[start of Task inputs]

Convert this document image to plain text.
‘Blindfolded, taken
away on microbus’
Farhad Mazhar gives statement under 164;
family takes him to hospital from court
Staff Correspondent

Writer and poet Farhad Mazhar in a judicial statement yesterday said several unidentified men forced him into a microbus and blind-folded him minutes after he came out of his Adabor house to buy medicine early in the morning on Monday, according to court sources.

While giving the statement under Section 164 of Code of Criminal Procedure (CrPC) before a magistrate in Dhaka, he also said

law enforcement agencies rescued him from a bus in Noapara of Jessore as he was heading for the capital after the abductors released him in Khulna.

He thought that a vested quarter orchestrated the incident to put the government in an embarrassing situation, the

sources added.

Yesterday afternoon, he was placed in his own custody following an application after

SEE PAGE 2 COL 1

[end of Task inputs]

__Exercise aim__. Every record should be given again exactly.

__Result below__.
Convert this document image to plain text.
‘Blindfolded, taken
away on microbus’
Farhad Mazhar gives statement under 164;
family takes him to hospital from court
Staff Correspondent

Writer and poet Farhad Mazhar in a judicial statement yesterday said several unidentified men forced him into a microbus and blind-folded him minutes after he came out of his Adabor house to buy medicine early in the morning on Monday, according to court sources.

While giving the statement under Section 164 of Code of Criminal Procedure (CrPC) before a magistrate in Dhaka, he also said

law enforcement agencies rescued him from a bus in Noapara of Jessore as he was heading for the capital after the abductors released him in Khulna.

He thought that a vested quarter orchestrated the incident to put the government in an embarrassing situation, the

sources added.

Yesterday afternoon, he was placed in his own custody following an application after

SEE PAGE 2 COL 1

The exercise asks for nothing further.